Problem details
Note each line of the listing that contains the string "name", and copy it.

Given records
########################################

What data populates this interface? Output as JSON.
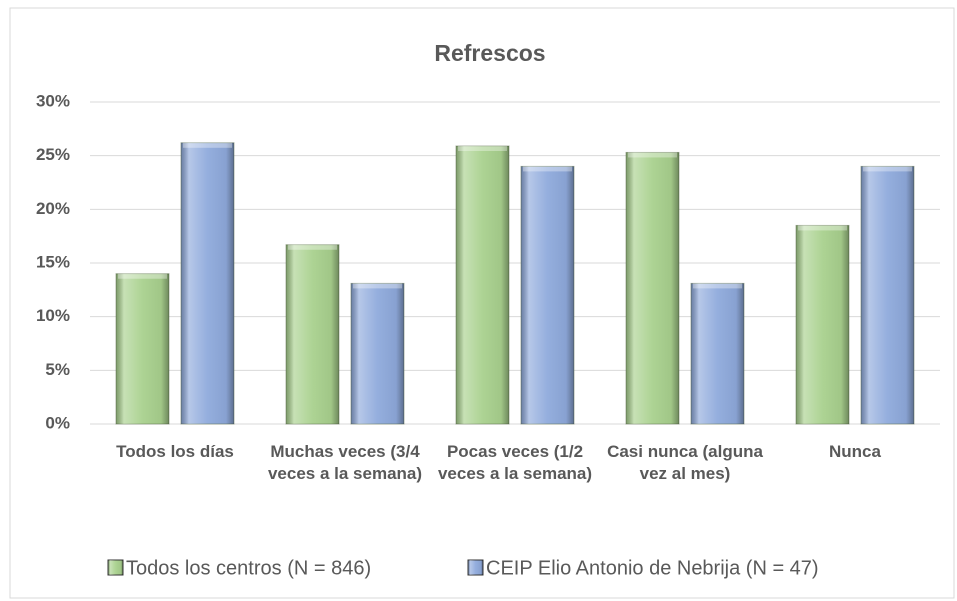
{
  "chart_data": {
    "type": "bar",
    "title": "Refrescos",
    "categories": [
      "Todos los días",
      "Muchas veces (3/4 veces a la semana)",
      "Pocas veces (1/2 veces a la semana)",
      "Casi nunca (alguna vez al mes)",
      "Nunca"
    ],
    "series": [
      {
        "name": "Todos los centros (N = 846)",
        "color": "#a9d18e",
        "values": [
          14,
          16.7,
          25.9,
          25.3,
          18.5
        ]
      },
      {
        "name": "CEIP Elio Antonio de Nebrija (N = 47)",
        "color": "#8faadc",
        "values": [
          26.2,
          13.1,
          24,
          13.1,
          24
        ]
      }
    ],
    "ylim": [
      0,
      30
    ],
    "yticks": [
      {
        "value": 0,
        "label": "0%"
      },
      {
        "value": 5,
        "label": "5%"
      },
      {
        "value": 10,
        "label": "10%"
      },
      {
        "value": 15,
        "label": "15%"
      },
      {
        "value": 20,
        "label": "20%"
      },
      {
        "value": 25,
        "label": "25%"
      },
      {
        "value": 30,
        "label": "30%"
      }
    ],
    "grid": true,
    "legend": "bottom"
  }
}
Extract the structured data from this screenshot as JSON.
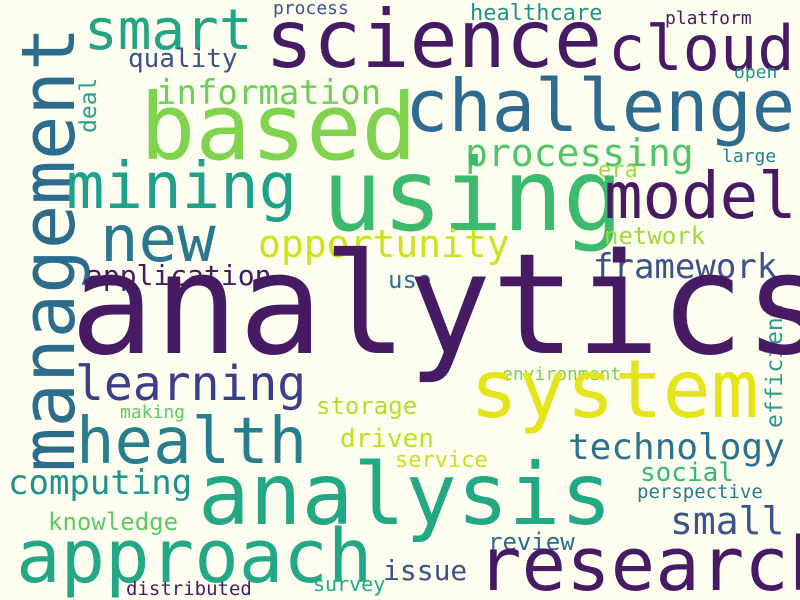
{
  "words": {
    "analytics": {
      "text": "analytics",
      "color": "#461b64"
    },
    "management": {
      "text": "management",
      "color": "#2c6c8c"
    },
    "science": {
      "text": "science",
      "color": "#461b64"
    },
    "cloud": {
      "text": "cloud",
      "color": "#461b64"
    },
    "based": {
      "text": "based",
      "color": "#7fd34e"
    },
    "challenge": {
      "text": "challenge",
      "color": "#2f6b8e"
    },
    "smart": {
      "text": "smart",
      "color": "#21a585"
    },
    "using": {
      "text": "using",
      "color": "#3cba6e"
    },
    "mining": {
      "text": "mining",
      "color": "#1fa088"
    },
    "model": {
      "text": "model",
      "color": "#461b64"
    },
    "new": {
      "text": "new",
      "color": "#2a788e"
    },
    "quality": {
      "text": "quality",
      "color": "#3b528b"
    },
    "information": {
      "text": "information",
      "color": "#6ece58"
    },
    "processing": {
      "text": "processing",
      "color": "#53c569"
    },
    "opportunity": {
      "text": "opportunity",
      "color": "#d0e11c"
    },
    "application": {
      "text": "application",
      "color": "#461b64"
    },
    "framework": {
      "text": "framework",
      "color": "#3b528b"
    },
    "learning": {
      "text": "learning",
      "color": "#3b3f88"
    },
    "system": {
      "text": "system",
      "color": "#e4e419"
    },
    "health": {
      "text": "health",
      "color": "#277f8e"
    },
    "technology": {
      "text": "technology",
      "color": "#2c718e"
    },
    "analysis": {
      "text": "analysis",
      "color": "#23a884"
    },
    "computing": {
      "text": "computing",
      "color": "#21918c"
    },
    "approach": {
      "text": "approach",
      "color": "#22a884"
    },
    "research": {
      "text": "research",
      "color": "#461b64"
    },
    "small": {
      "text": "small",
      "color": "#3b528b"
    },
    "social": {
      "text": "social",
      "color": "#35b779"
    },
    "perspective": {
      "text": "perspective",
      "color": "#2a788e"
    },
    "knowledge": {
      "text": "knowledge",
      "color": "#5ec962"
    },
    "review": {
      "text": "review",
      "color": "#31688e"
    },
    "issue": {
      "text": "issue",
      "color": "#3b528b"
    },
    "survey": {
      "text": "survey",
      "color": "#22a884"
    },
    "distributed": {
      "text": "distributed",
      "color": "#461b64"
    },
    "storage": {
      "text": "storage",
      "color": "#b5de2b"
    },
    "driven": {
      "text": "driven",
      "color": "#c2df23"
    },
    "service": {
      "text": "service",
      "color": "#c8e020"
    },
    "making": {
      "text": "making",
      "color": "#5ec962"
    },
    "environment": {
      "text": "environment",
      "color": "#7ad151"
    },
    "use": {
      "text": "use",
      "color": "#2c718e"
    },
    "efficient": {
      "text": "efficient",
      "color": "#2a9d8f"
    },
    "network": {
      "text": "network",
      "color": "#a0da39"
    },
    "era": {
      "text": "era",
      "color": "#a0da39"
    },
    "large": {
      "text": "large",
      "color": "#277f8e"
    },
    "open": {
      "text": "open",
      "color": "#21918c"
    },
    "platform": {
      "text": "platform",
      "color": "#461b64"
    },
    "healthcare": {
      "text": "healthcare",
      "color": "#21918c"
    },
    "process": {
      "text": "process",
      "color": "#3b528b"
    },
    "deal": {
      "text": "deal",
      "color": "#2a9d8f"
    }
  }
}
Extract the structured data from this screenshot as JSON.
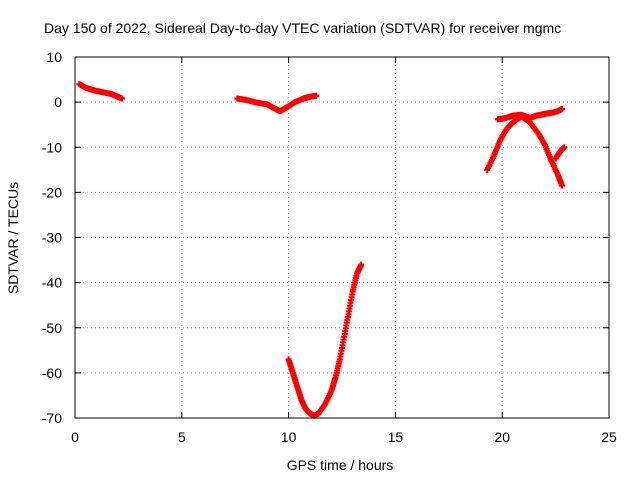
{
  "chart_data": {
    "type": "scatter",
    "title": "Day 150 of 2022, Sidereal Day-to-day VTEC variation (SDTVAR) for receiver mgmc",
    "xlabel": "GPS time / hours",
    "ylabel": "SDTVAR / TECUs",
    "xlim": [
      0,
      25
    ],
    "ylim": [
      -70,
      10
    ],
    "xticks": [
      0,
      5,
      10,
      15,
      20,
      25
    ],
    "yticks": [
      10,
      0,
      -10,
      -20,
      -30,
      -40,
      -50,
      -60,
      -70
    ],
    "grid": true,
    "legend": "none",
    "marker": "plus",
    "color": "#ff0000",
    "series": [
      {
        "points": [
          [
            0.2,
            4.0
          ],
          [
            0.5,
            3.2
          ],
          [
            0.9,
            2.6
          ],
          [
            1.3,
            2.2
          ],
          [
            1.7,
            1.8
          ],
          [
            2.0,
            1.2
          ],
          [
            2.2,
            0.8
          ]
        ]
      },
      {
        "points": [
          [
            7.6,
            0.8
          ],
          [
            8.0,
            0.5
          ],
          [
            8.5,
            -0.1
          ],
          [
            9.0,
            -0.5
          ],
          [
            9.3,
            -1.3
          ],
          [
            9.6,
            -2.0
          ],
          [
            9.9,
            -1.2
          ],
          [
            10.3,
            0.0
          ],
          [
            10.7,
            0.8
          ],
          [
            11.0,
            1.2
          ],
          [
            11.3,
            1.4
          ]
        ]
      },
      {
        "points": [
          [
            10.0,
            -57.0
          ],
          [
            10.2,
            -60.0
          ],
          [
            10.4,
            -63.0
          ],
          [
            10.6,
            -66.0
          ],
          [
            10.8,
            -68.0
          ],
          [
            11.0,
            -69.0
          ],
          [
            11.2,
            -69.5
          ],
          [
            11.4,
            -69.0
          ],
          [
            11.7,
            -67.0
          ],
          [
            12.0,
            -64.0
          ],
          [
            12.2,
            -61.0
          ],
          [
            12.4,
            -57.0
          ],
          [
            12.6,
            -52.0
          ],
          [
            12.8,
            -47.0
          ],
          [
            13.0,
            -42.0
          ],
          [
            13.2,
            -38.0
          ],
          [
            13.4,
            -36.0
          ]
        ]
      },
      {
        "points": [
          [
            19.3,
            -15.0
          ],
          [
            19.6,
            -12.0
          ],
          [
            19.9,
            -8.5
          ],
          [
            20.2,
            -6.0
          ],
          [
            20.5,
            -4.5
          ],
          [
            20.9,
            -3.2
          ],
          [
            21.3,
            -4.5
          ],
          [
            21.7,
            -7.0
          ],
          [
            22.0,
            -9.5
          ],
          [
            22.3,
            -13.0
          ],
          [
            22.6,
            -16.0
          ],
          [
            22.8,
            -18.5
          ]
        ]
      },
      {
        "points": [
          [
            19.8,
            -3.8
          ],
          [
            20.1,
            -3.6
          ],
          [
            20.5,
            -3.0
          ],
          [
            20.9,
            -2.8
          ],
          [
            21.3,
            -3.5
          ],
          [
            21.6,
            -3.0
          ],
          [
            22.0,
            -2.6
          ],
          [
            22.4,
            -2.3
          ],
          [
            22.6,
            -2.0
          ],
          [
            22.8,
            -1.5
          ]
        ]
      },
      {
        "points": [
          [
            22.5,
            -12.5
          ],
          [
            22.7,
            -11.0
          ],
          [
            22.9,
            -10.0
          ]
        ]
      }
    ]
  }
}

########################################

Output for this exercise
        "name": "Todos los centros (N = 846)",
        "name": "CEIP Elio Antonio de Nebrija (N = 47)",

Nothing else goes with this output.